> PROBLEM DETAILS: Without including any pictures, write out all the entries exactly.

+-------+

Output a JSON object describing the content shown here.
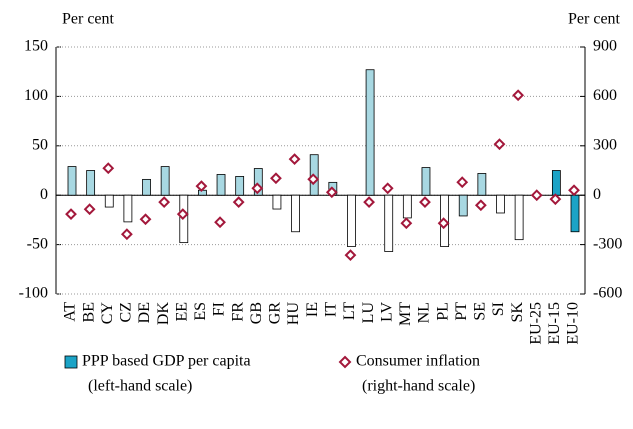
{
  "chart_data": {
    "type": "bar",
    "y_label": "Per cent",
    "y2_label": "Per cent",
    "categories": [
      "AT",
      "BE",
      "CY",
      "CZ",
      "DE",
      "DK",
      "EE",
      "ES",
      "FI",
      "FR",
      "GB",
      "GR",
      "HU",
      "IE",
      "IT",
      "LT",
      "LU",
      "LV",
      "MT",
      "NL",
      "PL",
      "PT",
      "SE",
      "SI",
      "SK",
      "EU-25",
      "EU-15",
      "EU-10"
    ],
    "series": [
      {
        "name": "PPP based GDP per capita",
        "scale_note": "(left-hand scale)",
        "type": "bar",
        "axis": "y",
        "color": "#1ba3c6",
        "colors": [
          "#a8d8e2",
          "#a8d8e2",
          "#ffffff",
          "#ffffff",
          "#a8d8e2",
          "#a8d8e2",
          "#ffffff",
          "#a8d8e2",
          "#a8d8e2",
          "#a8d8e2",
          "#a8d8e2",
          "#ffffff",
          "#ffffff",
          "#a8d8e2",
          "#a8d8e2",
          "#ffffff",
          "#a8d8e2",
          "#ffffff",
          "#ffffff",
          "#a8d8e2",
          "#ffffff",
          "#a8d8e2",
          "#a8d8e2",
          "#ffffff",
          "#ffffff",
          "#1ba3c6",
          "#1ba3c6",
          "#1ba3c6"
        ],
        "values": [
          29,
          25,
          -12,
          -27,
          16,
          29,
          -48,
          5,
          21,
          19,
          27,
          -14,
          -37,
          41,
          13,
          -52,
          127,
          -57,
          -23,
          28,
          -52,
          -21,
          22,
          -18,
          -45,
          0,
          25,
          -37
        ]
      },
      {
        "name": "Consumer inflation",
        "scale_note": "(right-hand scale)",
        "type": "scatter",
        "axis": "y2",
        "color": "#a3183b",
        "values": [
          -115,
          -85,
          164,
          -237,
          -146,
          -42,
          -115,
          55,
          -164,
          -42,
          42,
          103,
          219,
          97,
          18,
          -364,
          -42,
          42,
          -170,
          -42,
          -170,
          79,
          -61,
          310,
          607,
          0,
          -24,
          30
        ]
      }
    ],
    "ylim": [
      -100,
      150
    ],
    "yticks": [
      -100,
      -50,
      0,
      50,
      100,
      150
    ],
    "y2lim": [
      -600,
      900
    ],
    "y2ticks": [
      -600,
      -300,
      0,
      300,
      600,
      900
    ],
    "grid": true
  }
}
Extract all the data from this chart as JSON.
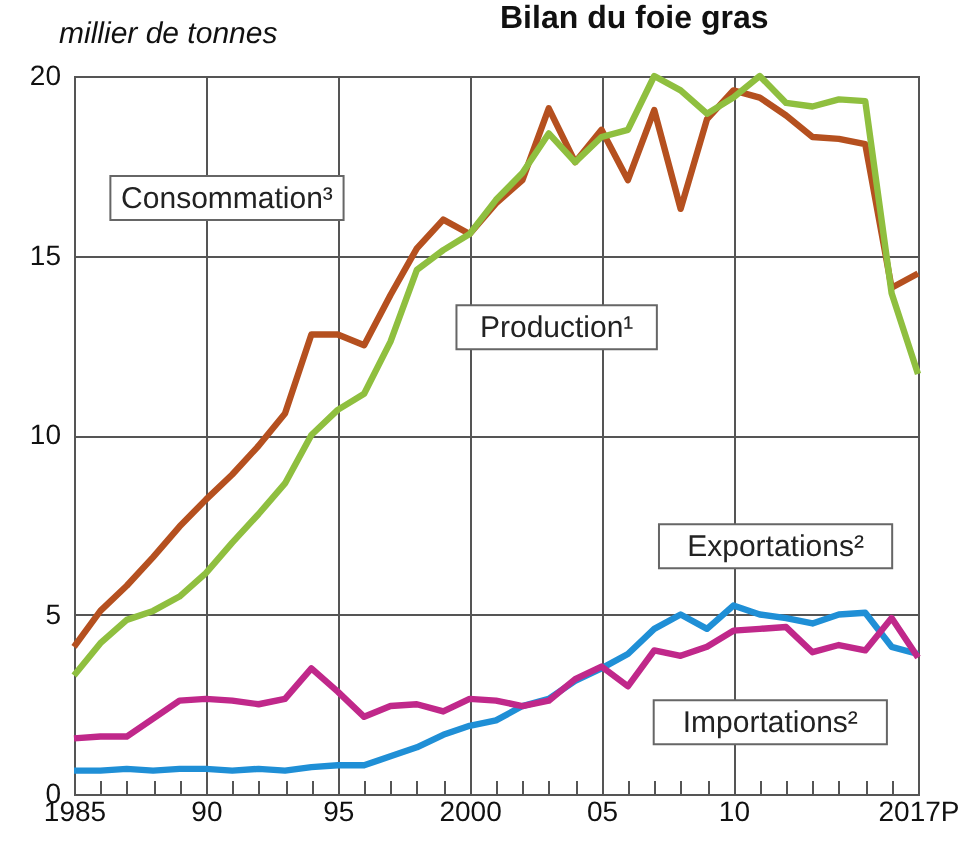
{
  "chart_data": {
    "type": "line",
    "title": "Bilan du foie gras",
    "ylabel": "millier de tonnes",
    "x": [
      1985,
      1986,
      1987,
      1988,
      1989,
      1990,
      1991,
      1992,
      1993,
      1994,
      1995,
      1996,
      1997,
      1998,
      1999,
      2000,
      2001,
      2002,
      2003,
      2004,
      2005,
      2006,
      2007,
      2008,
      2009,
      2010,
      2011,
      2012,
      2013,
      2014,
      2015,
      2016,
      2017
    ],
    "series": [
      {
        "name": "Consommation³",
        "color": "#b5501f",
        "values": [
          4.1,
          5.1,
          5.8,
          6.6,
          7.45,
          8.2,
          8.9,
          9.7,
          10.6,
          12.8,
          12.8,
          12.5,
          13.9,
          15.2,
          16.0,
          15.6,
          16.45,
          17.1,
          19.1,
          17.6,
          18.5,
          17.1,
          19.05,
          16.3,
          18.8,
          19.6,
          19.4,
          18.9,
          18.3,
          18.25,
          18.1,
          14.1,
          14.5
        ]
      },
      {
        "name": "Production¹",
        "color": "#8fbf3f",
        "values": [
          3.3,
          4.2,
          4.85,
          5.1,
          5.5,
          6.15,
          7.0,
          7.8,
          8.65,
          10.0,
          10.7,
          11.15,
          12.6,
          14.6,
          15.15,
          15.6,
          16.55,
          17.3,
          18.4,
          17.6,
          18.3,
          18.5,
          20.0,
          19.6,
          18.95,
          19.4,
          20.0,
          19.25,
          19.15,
          19.35,
          19.3,
          13.95,
          11.7
        ]
      },
      {
        "name": "Exportations²",
        "color": "#1f8fd6",
        "values": [
          0.65,
          0.65,
          0.7,
          0.65,
          0.7,
          0.7,
          0.65,
          0.7,
          0.65,
          0.75,
          0.8,
          0.8,
          1.05,
          1.3,
          1.65,
          1.9,
          2.05,
          2.45,
          2.65,
          3.15,
          3.5,
          3.9,
          4.6,
          5.0,
          4.6,
          5.25,
          5.0,
          4.9,
          4.75,
          5.0,
          5.05,
          4.1,
          3.9
        ]
      },
      {
        "name": "Importations²",
        "color": "#c0288a",
        "values": [
          1.55,
          1.6,
          1.6,
          2.1,
          2.6,
          2.65,
          2.6,
          2.5,
          2.65,
          3.5,
          2.85,
          2.15,
          2.45,
          2.5,
          2.3,
          2.65,
          2.6,
          2.45,
          2.6,
          3.2,
          3.55,
          3.0,
          4.0,
          3.85,
          4.1,
          4.55,
          4.6,
          4.65,
          3.95,
          4.15,
          4.0,
          4.9,
          3.8
        ]
      }
    ],
    "xlim": [
      1985,
      2017
    ],
    "xticks": [
      1985,
      {
        "value": 1986,
        "label": null
      },
      {
        "value": 1987,
        "label": null
      },
      {
        "value": 1988,
        "label": null
      },
      {
        "value": 1989,
        "label": null
      },
      {
        "value": 1990,
        "label": "90"
      },
      {
        "value": 1991,
        "label": null
      },
      {
        "value": 1992,
        "label": null
      },
      {
        "value": 1993,
        "label": null
      },
      {
        "value": 1994,
        "label": null
      },
      {
        "value": 1995,
        "label": "95"
      },
      {
        "value": 1996,
        "label": null
      },
      {
        "value": 1997,
        "label": null
      },
      {
        "value": 1998,
        "label": null
      },
      {
        "value": 1999,
        "label": null
      },
      2000,
      {
        "value": 2001,
        "label": null
      },
      {
        "value": 2002,
        "label": null
      },
      {
        "value": 2003,
        "label": null
      },
      {
        "value": 2004,
        "label": null
      },
      {
        "value": 2005,
        "label": "05"
      },
      {
        "value": 2006,
        "label": null
      },
      {
        "value": 2007,
        "label": null
      },
      {
        "value": 2008,
        "label": null
      },
      {
        "value": 2009,
        "label": null
      },
      {
        "value": 2010,
        "label": "10"
      },
      {
        "value": 2011,
        "label": null
      },
      {
        "value": 2012,
        "label": null
      },
      {
        "value": 2013,
        "label": null
      },
      {
        "value": 2014,
        "label": null
      },
      {
        "value": 2015,
        "label": null
      },
      {
        "value": 2016,
        "label": null
      },
      {
        "value": 2017,
        "label": "2017P"
      }
    ],
    "ylim": [
      0,
      20
    ],
    "yticks": [
      0,
      5,
      10,
      15,
      20
    ],
    "grid": true,
    "legend": false,
    "marker": "none",
    "line_style": "solid"
  }
}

+-------+

> RESPONSE TO THE EXERCISE:
Output a JSON object describing the content shown here.
{
  "chart_data": {
    "type": "bar",
    "y_label": "Per cent",
    "y2_label": "Per cent",
    "categories": [
      "AT",
      "BE",
      "CY",
      "CZ",
      "DE",
      "DK",
      "EE",
      "ES",
      "FI",
      "FR",
      "GB",
      "GR",
      "HU",
      "IE",
      "IT",
      "LT",
      "LU",
      "LV",
      "MT",
      "NL",
      "PL",
      "PT",
      "SE",
      "SI",
      "SK",
      "EU-25",
      "EU-15",
      "EU-10"
    ],
    "series": [
      {
        "name": "PPP based GDP per capita",
        "scale_note": "(left-hand scale)",
        "type": "bar",
        "axis": "y",
        "color": "#1ba3c6",
        "colors": [
          "#a8d8e2",
          "#a8d8e2",
          "#ffffff",
          "#ffffff",
          "#a8d8e2",
          "#a8d8e2",
          "#ffffff",
          "#a8d8e2",
          "#a8d8e2",
          "#a8d8e2",
          "#a8d8e2",
          "#ffffff",
          "#ffffff",
          "#a8d8e2",
          "#a8d8e2",
          "#ffffff",
          "#a8d8e2",
          "#ffffff",
          "#ffffff",
          "#a8d8e2",
          "#ffffff",
          "#a8d8e2",
          "#a8d8e2",
          "#ffffff",
          "#ffffff",
          "#1ba3c6",
          "#1ba3c6",
          "#1ba3c6"
        ],
        "values": [
          29,
          25,
          -12,
          -27,
          16,
          29,
          -48,
          5,
          21,
          19,
          27,
          -14,
          -37,
          41,
          13,
          -52,
          127,
          -57,
          -23,
          28,
          -52,
          -21,
          22,
          -18,
          -45,
          0,
          25,
          -37
        ]
      },
      {
        "name": "Consumer inflation",
        "scale_note": "(right-hand scale)",
        "type": "scatter",
        "axis": "y2",
        "color": "#a3183b",
        "values": [
          -115,
          -85,
          164,
          -237,
          -146,
          -42,
          -115,
          55,
          -164,
          -42,
          42,
          103,
          219,
          97,
          18,
          -364,
          -42,
          42,
          -170,
          -42,
          -170,
          79,
          -61,
          310,
          607,
          0,
          -24,
          30
        ]
      }
    ],
    "ylim": [
      -100,
      150
    ],
    "yticks": [
      -100,
      -50,
      0,
      50,
      100,
      150
    ],
    "y2lim": [
      -600,
      900
    ],
    "y2ticks": [
      -600,
      -300,
      0,
      300,
      600,
      900
    ],
    "grid": true
  }
}
Extract all the data from this chart as JSON.
{
  "chart_data": {
    "type": "line",
    "title": "Bilan du foie gras",
    "ylabel": "millier de tonnes",
    "x": [
      1985,
      1986,
      1987,
      1988,
      1989,
      1990,
      1991,
      1992,
      1993,
      1994,
      1995,
      1996,
      1997,
      1998,
      1999,
      2000,
      2001,
      2002,
      2003,
      2004,
      2005,
      2006,
      2007,
      2008,
      2009,
      2010,
      2011,
      2012,
      2013,
      2014,
      2015,
      2016,
      2017
    ],
    "series": [
      {
        "name": "Consommation³",
        "color": "#b5501f",
        "values": [
          4.1,
          5.1,
          5.8,
          6.6,
          7.45,
          8.2,
          8.9,
          9.7,
          10.6,
          12.8,
          12.8,
          12.5,
          13.9,
          15.2,
          16.0,
          15.6,
          16.45,
          17.1,
          19.1,
          17.6,
          18.5,
          17.1,
          19.05,
          16.3,
          18.8,
          19.6,
          19.4,
          18.9,
          18.3,
          18.25,
          18.1,
          14.1,
          14.5
        ]
      },
      {
        "name": "Production¹",
        "color": "#8fbf3f",
        "values": [
          3.3,
          4.2,
          4.85,
          5.1,
          5.5,
          6.15,
          7.0,
          7.8,
          8.65,
          10.0,
          10.7,
          11.15,
          12.6,
          14.6,
          15.15,
          15.6,
          16.55,
          17.3,
          18.4,
          17.6,
          18.3,
          18.5,
          20.0,
          19.6,
          18.95,
          19.4,
          20.0,
          19.25,
          19.15,
          19.35,
          19.3,
          13.95,
          11.7
        ]
      },
      {
        "name": "Exportations²",
        "color": "#1f8fd6",
        "values": [
          0.65,
          0.65,
          0.7,
          0.65,
          0.7,
          0.7,
          0.65,
          0.7,
          0.65,
          0.75,
          0.8,
          0.8,
          1.05,
          1.3,
          1.65,
          1.9,
          2.05,
          2.45,
          2.65,
          3.15,
          3.5,
          3.9,
          4.6,
          5.0,
          4.6,
          5.25,
          5.0,
          4.9,
          4.75,
          5.0,
          5.05,
          4.1,
          3.9
        ]
      },
      {
        "name": "Importations²",
        "color": "#c0288a",
        "values": [
          1.55,
          1.6,
          1.6,
          2.1,
          2.6,
          2.65,
          2.6,
          2.5,
          2.65,
          3.5,
          2.85,
          2.15,
          2.45,
          2.5,
          2.3,
          2.65,
          2.6,
          2.45,
          2.6,
          3.2,
          3.55,
          3.0,
          4.0,
          3.85,
          4.1,
          4.55,
          4.6,
          4.65,
          3.95,
          4.15,
          4.0,
          4.9,
          3.8
        ]
      }
    ],
    "xlim": [
      1985,
      2017
    ],
    "xticks": [
      1985,
      {
        "value": 1986,
        "label": null
      },
      {
        "value": 1987,
        "label": null
      },
      {
        "value": 1988,
        "label": null
      },
      {
        "value": 1989,
        "label": null
      },
      {
        "value": 1990,
        "label": "90"
      },
      {
        "value": 1991,
        "label": null
      },
      {
        "value": 1992,
        "label": null
      },
      {
        "value": 1993,
        "label": null
      },
      {
        "value": 1994,
        "label": null
      },
      {
        "value": 1995,
        "label": "95"
      },
      {
        "value": 1996,
        "label": null
      },
      {
        "value": 1997,
        "label": null
      },
      {
        "value": 1998,
        "label": null
      },
      {
        "value": 1999,
        "label": null
      },
      2000,
      {
        "value": 2001,
        "label": null
      },
      {
        "value": 2002,
        "label": null
      },
      {
        "value": 2003,
        "label": null
      },
      {
        "value": 2004,
        "label": null
      },
      {
        "value": 2005,
        "label": "05"
      },
      {
        "value": 2006,
        "label": null
      },
      {
        "value": 2007,
        "label": null
      },
      {
        "value": 2008,
        "label": null
      },
      {
        "value": 2009,
        "label": null
      },
      {
        "value": 2010,
        "label": "10"
      },
      {
        "value": 2011,
        "label": null
      },
      {
        "value": 2012,
        "label": null
      },
      {
        "value": 2013,
        "label": null
      },
      {
        "value": 2014,
        "label": null
      },
      {
        "value": 2015,
        "label": null
      },
      {
        "value": 2016,
        "label": null
      },
      {
        "value": 2017,
        "label": "2017P"
      }
    ],
    "ylim": [
      0,
      20
    ],
    "yticks": [
      0,
      5,
      10,
      15,
      20
    ],
    "grid": true,
    "legend": false,
    "marker": "none",
    "line_style": "solid"
  }
}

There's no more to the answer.